— begin INPUT ROWS —
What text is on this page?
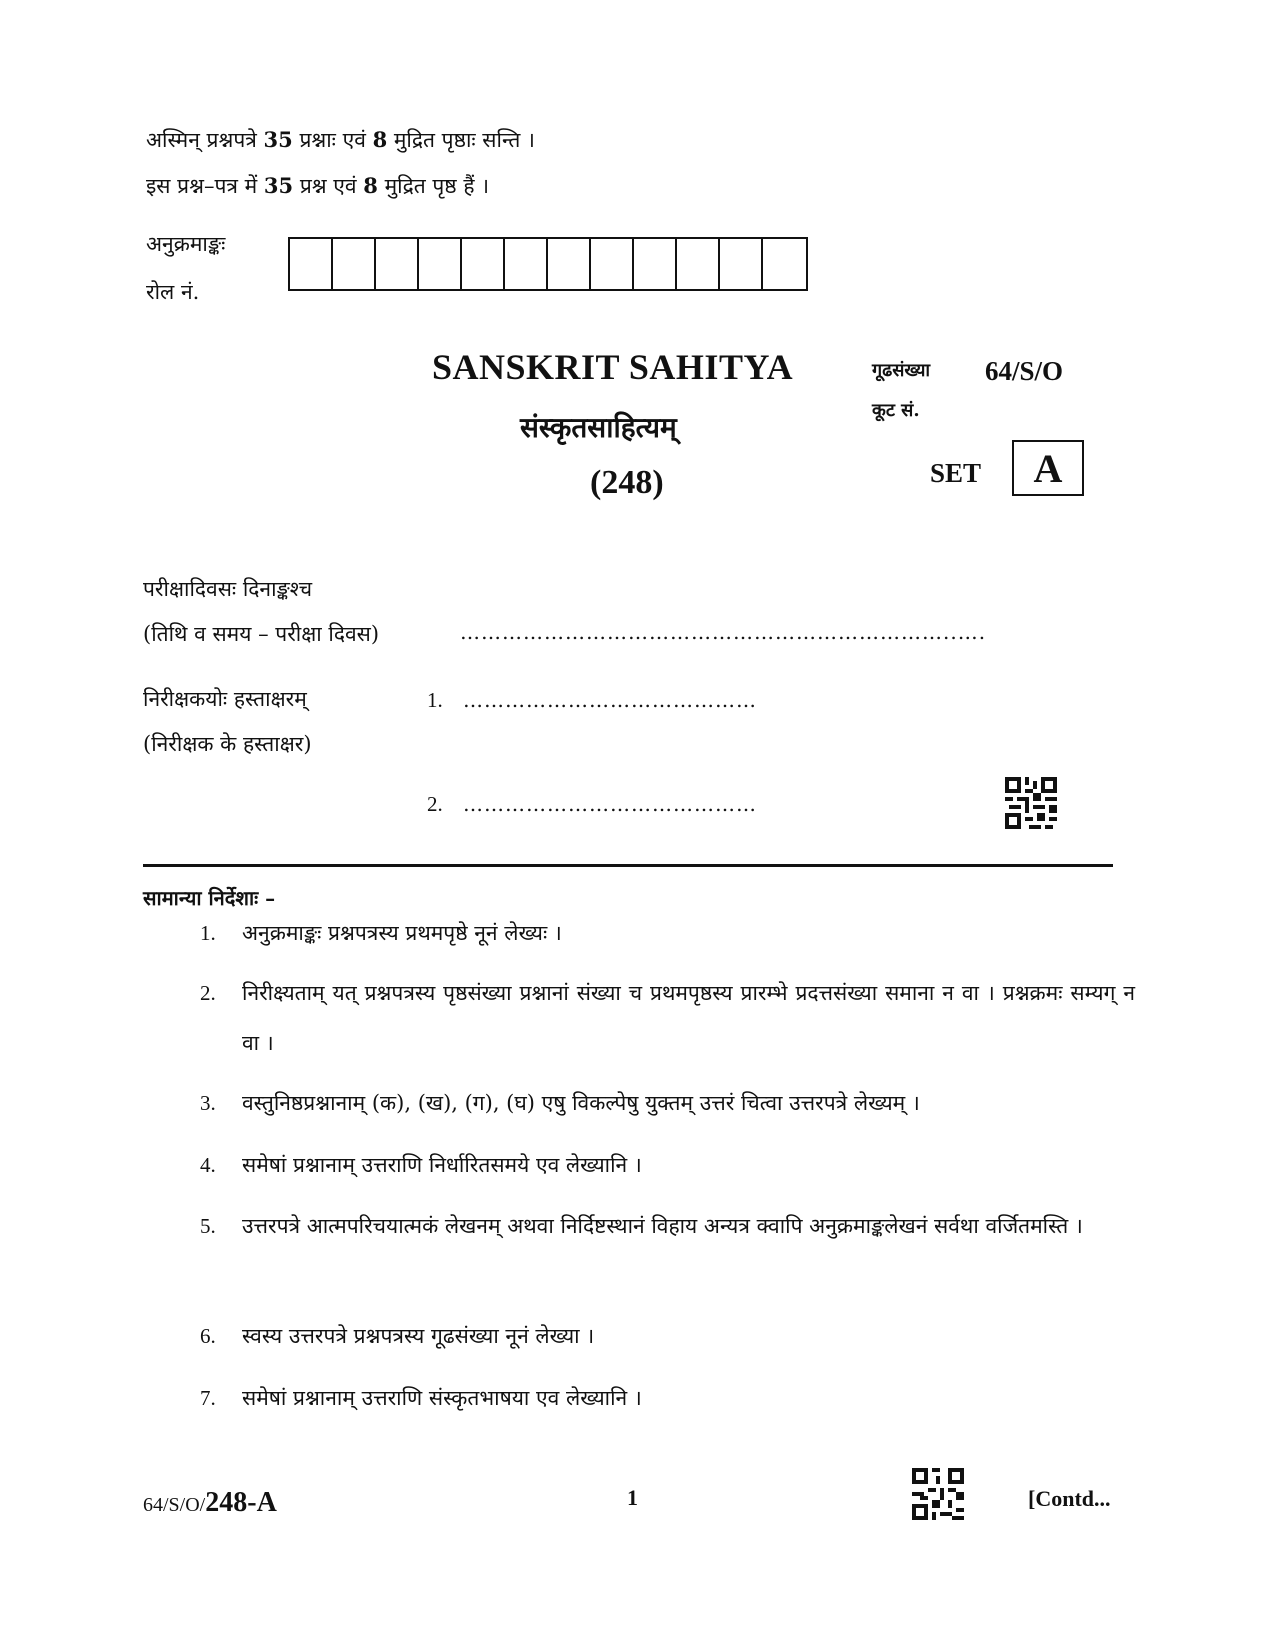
अस्मिन् प्रश्नपत्रे 35 प्रश्नाः एवं 8 मुद्रित पृष्ठाः सन्ति ।
इस प्रश्न–पत्र में 35 प्रश्न एवं 8 मुद्रित पृष्ठ हैं ।
अनुक्रमाङ्कः
रोल नं.
SANSKRIT SAHITYA
संस्कृतसाहित्यम्
(248)
गूढसंख्या
कूट सं.
64/S/O
SET	A
परीक्षादिवसः दिनाङ्कश्च
(तिथि व समय – परीक्षा दिवस)	……………………………………………………………..….
निरीक्षकयोः हस्ताक्षरम्
(निरीक्षक के हस्ताक्षर)
1. ……………………………………
2. ……………………………………
सामान्या निर्देशाः –
1. अनुक्रमाङ्कः प्रश्नपत्रस्य प्रथमपृष्ठे नूनं लेख्यः ।
2. निरीक्ष्यताम् यत् प्रश्नपत्रस्य पृष्ठसंख्या प्रश्नानां संख्या च प्रथमपृष्ठस्य प्रारम्भे प्रदत्तसंख्या समाना न वा । प्रश्नक्रमः सम्यग् न वा ।
3. वस्तुनिष्ठप्रश्नानाम् (क), (ख), (ग), (घ) एषु विकल्पेषु युक्तम् उत्तरं चित्वा उत्तरपत्रे लेख्यम् ।
4. समेषां प्रश्नानाम् उत्तराणि निर्धारितसमये एव लेख्यानि ।
5. उत्तरपत्रे आत्मपरिचयात्मकं लेखनम् अथवा निर्दिष्टस्थानं विहाय अन्यत्र क्वापि अनुक्रमाङ्कलेखनं सर्वथा वर्जितमस्ति ।
6. स्वस्य उत्तरपत्रे प्रश्नपत्रस्य गूढसंख्या नूनं लेख्या ।
7. समेषां प्रश्नानाम् उत्तराणि संस्कृतभाषया एव लेख्यानि ।
64/S/O/248-A	1	[Contd...
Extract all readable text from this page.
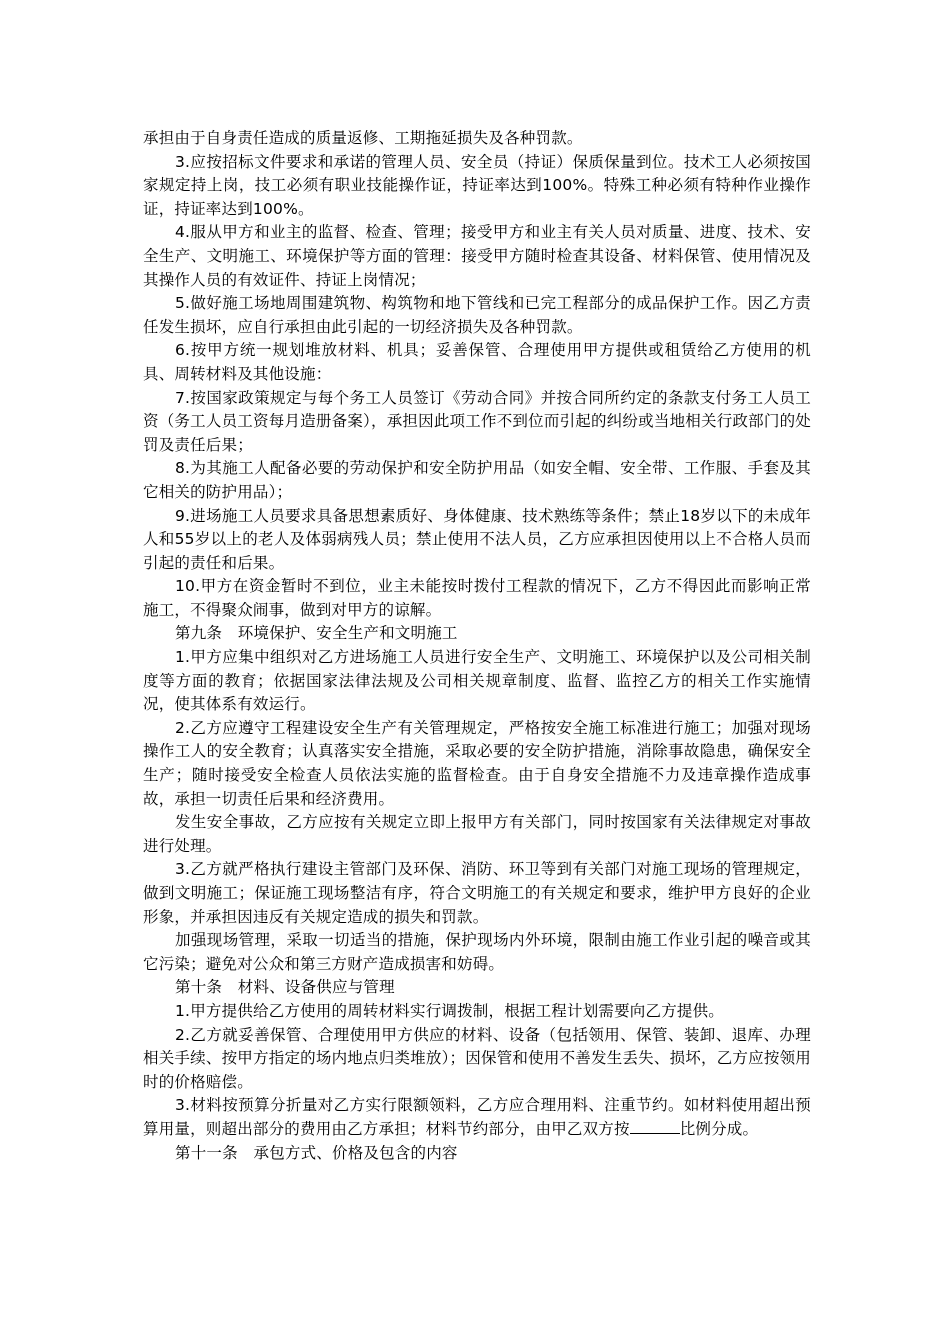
承担由于自身责任造成的质量返修、工期拖延损失及各种罚款。

3.应按招标文件要求和承诺的管理人员、安全员（持证）保质保量到位。技术工人必须按国家规定持上岗，技工必须有职业技能操作证，持证率达到100%。特殊工种必须有特种作业操作证，持证率达到100%。

4.服从甲方和业主的监督、检查、管理；接受甲方和业主有关人员对质量、进度、技术、安全生产、文明施工、环境保护等方面的管理：接受甲方随时检查其设备、材料保管、使用情况及其操作人员的有效证件、持证上岗情况；

5.做好施工场地周围建筑物、构筑物和地下管线和已完工程部分的成品保护工作。因乙方责任发生损坏，应自行承担由此引起的一切经济损失及各种罚款。

6.按甲方统一规划堆放材料、机具；妥善保管、合理使用甲方提供或租赁给乙方使用的机具、周转材料及其他设施：

7.按国家政策规定与每个务工人员签订《劳动合同》并按合同所约定的条款支付务工人员工资（务工人员工资每月造册备案），承担因此项工作不到位而引起的纠纷或当地相关行政部门的处罚及责任后果；

8.为其施工人配备必要的劳动保护和安全防护用品（如安全帽、安全带、工作服、手套及其它相关的防护用品）；

9.进场施工人员要求具备思想素质好、身体健康、技术熟练等条件；禁止18岁以下的未成年人和55岁以上的老人及体弱病残人员；禁止使用不法人员，乙方应承担因使用以上不合格人员而引起的责任和后果。

10.甲方在资金暂时不到位，业主未能按时拨付工程款的情况下，乙方不得因此而影响正常施工，不得聚众闹事，做到对甲方的谅解。

第九条　环境保护、安全生产和文明施工

1.甲方应集中组织对乙方进场施工人员进行安全生产、文明施工、环境保护以及公司相关制度等方面的教育；依据国家法律法规及公司相关规章制度、监督、监控乙方的相关工作实施情况，使其体系有效运行。

2.乙方应遵守工程建设安全生产有关管理规定，严格按安全施工标准进行施工；加强对现场操作工人的安全教育；认真落实安全措施，采取必要的安全防护措施，消除事故隐患，确保安全生产；随时接受安全检查人员依法实施的监督检查。由于自身安全措施不力及违章操作造成事故，承担一切责任后果和经济费用。

发生安全事故，乙方应按有关规定立即上报甲方有关部门，同时按国家有关法律规定对事故进行处理。

3.乙方就严格执行建设主管部门及环保、消防、环卫等到有关部门对施工现场的管理规定，做到文明施工；保证施工现场整洁有序，符合文明施工的有关规定和要求，维护甲方良好的企业形象，并承担因违反有关规定造成的损失和罚款。

加强现场管理，采取一切适当的措施，保护现场内外环境，限制由施工作业引起的噪音或其它污染；避免对公众和第三方财产造成损害和妨碍。

第十条　材料、设备供应与管理

1.甲方提供给乙方使用的周转材料实行调拨制，根据工程计划需要向乙方提供。

2.乙方就妥善保管、合理使用甲方供应的材料、设备（包括领用、保管、装卸、退库、办理相关手续、按甲方指定的场内地点归类堆放）；因保管和使用不善发生丢失、损坏，乙方应按领用时的价格赔偿。

3.材料按预算分折量对乙方实行限额领料，乙方应合理用料、注重节约。如材料使用超出预算用量，则超出部分的费用由乙方承担；材料节约部分，由甲乙双方按	比例分成。

第十一条　承包方式、价格及包含的内容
— end INPUT ROWS —
#### [WRITTEN EXERCISE]
Write out all the entries exactly, except for the pictures.

#### [OUTPUT FOR THIS TASK]
What text is on this page?
अस्मिन् प्रश्नपत्रे 35 प्रश्नाः एवं 8 मुद्रित पृष्ठाः सन्ति ।
इस प्रश्न–पत्र में 35 प्रश्न एवं 8 मुद्रित पृष्ठ हैं ।
अनुक्रमाङ्कः
रोल नं.
SANSKRIT SAHITYA
संस्कृतसाहित्यम्
(248)
गूढसंख्या
कूट सं.
64/S/O
SET	A
परीक्षादिवसः दिनाङ्कश्च
(तिथि व समय – परीक्षा दिवस)	……………………………………………………………..….
निरीक्षकयोः हस्ताक्षरम्
(निरीक्षक के हस्ताक्षर)
1. ……………………………………
2. ……………………………………
सामान्या निर्देशाः –
1. अनुक्रमाङ्कः प्रश्नपत्रस्य प्रथमपृष्ठे नूनं लेख्यः ।
2. निरीक्ष्यताम् यत् प्रश्नपत्रस्य पृष्ठसंख्या प्रश्नानां संख्या च प्रथमपृष्ठस्य प्रारम्भे प्रदत्तसंख्या समाना न वा । प्रश्नक्रमः सम्यग् न वा ।
3. वस्तुनिष्ठप्रश्नानाम् (क), (ख), (ग), (घ) एषु विकल्पेषु युक्तम् उत्तरं चित्वा उत्तरपत्रे लेख्यम् ।
4. समेषां प्रश्नानाम् उत्तराणि निर्धारितसमये एव लेख्यानि ।
5. उत्तरपत्रे आत्मपरिचयात्मकं लेखनम् अथवा निर्दिष्टस्थानं विहाय अन्यत्र क्वापि अनुक्रमाङ्कलेखनं सर्वथा वर्जितमस्ति ।
6. स्वस्य उत्तरपत्रे प्रश्नपत्रस्य गूढसंख्या नूनं लेख्या ।
7. समेषां प्रश्नानाम् उत्तराणि संस्कृतभाषया एव लेख्यानि ।
64/S/O/248-A	1	[Contd...
Extract all readable text from this page.
承担由于自身责任造成的质量返修、工期拖延损失及各种罚款。

3.应按招标文件要求和承诺的管理人员、安全员（持证）保质保量到位。技术工人必须按国家规定持上岗，技工必须有职业技能操作证，持证率达到100%。特殊工种必须有特种作业操作证，持证率达到100%。

4.服从甲方和业主的监督、检查、管理；接受甲方和业主有关人员对质量、进度、技术、安全生产、文明施工、环境保护等方面的管理：接受甲方随时检查其设备、材料保管、使用情况及其操作人员的有效证件、持证上岗情况；

5.做好施工场地周围建筑物、构筑物和地下管线和已完工程部分的成品保护工作。因乙方责任发生损坏，应自行承担由此引起的一切经济损失及各种罚款。

6.按甲方统一规划堆放材料、机具；妥善保管、合理使用甲方提供或租赁给乙方使用的机具、周转材料及其他设施：

7.按国家政策规定与每个务工人员签订《劳动合同》并按合同所约定的条款支付务工人员工资（务工人员工资每月造册备案），承担因此项工作不到位而引起的纠纷或当地相关行政部门的处罚及责任后果；

8.为其施工人配备必要的劳动保护和安全防护用品（如安全帽、安全带、工作服、手套及其它相关的防护用品）；

9.进场施工人员要求具备思想素质好、身体健康、技术熟练等条件；禁止18岁以下的未成年人和55岁以上的老人及体弱病残人员；禁止使用不法人员，乙方应承担因使用以上不合格人员而引起的责任和后果。

10.甲方在资金暂时不到位，业主未能按时拨付工程款的情况下，乙方不得因此而影响正常施工，不得聚众闹事，做到对甲方的谅解。

第九条　环境保护、安全生产和文明施工

1.甲方应集中组织对乙方进场施工人员进行安全生产、文明施工、环境保护以及公司相关制度等方面的教育；依据国家法律法规及公司相关规章制度、监督、监控乙方的相关工作实施情况，使其体系有效运行。

2.乙方应遵守工程建设安全生产有关管理规定，严格按安全施工标准进行施工；加强对现场操作工人的安全教育；认真落实安全措施，采取必要的安全防护措施，消除事故隐患，确保安全生产；随时接受安全检查人员依法实施的监督检查。由于自身安全措施不力及违章操作造成事故，承担一切责任后果和经济费用。

发生安全事故，乙方应按有关规定立即上报甲方有关部门，同时按国家有关法律规定对事故进行处理。

3.乙方就严格执行建设主管部门及环保、消防、环卫等到有关部门对施工现场的管理规定，做到文明施工；保证施工现场整洁有序，符合文明施工的有关规定和要求，维护甲方良好的企业形象，并承担因违反有关规定造成的损失和罚款。

加强现场管理，采取一切适当的措施，保护现场内外环境，限制由施工作业引起的噪音或其它污染；避免对公众和第三方财产造成损害和妨碍。

第十条　材料、设备供应与管理

1.甲方提供给乙方使用的周转材料实行调拨制，根据工程计划需要向乙方提供。

2.乙方就妥善保管、合理使用甲方供应的材料、设备（包括领用、保管、装卸、退库、办理相关手续、按甲方指定的场内地点归类堆放）；因保管和使用不善发生丢失、损坏，乙方应按领用时的价格赔偿。

3.材料按预算分折量对乙方实行限额领料，乙方应合理用料、注重节约。如材料使用超出预算用量，则超出部分的费用由乙方承担；材料节约部分，由甲乙双方按	比例分成。

第十一条　承包方式、价格及包含的内容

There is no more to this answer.